§ Stored items from a collection:
· · ·

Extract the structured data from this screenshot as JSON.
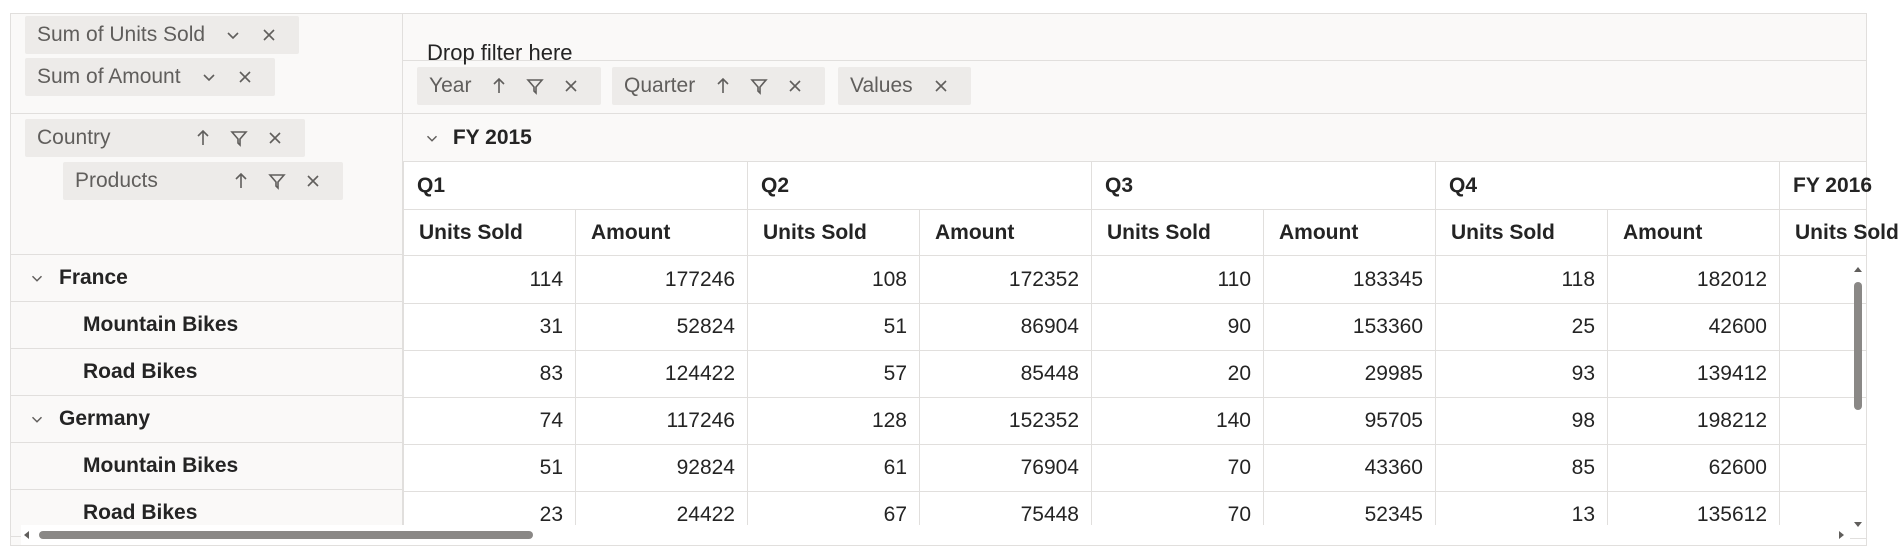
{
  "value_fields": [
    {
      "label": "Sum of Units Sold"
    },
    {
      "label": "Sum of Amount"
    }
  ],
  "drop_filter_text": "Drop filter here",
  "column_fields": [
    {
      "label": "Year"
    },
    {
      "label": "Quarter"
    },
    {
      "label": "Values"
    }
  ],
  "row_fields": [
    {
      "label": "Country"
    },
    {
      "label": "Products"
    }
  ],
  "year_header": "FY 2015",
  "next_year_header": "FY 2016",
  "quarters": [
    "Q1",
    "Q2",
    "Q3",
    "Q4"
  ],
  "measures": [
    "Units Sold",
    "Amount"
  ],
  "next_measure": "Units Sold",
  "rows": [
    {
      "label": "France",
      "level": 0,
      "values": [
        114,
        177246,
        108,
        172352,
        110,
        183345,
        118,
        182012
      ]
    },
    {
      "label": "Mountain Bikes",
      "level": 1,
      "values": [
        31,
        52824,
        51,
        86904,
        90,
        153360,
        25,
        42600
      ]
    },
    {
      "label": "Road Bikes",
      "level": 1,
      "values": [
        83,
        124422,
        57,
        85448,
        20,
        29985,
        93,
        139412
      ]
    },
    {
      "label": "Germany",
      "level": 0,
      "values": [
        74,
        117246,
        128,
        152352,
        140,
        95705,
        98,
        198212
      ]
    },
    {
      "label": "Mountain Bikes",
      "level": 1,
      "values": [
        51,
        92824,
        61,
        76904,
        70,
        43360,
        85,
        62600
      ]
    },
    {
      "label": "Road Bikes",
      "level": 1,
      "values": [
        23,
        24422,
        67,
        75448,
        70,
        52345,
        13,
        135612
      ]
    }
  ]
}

· · ·

Scan the lines above for "Sold", then copy every one that has it.

      "label": "Sum of Units Sold"
    "Units Sold",
  "next_measure": "Units Sold",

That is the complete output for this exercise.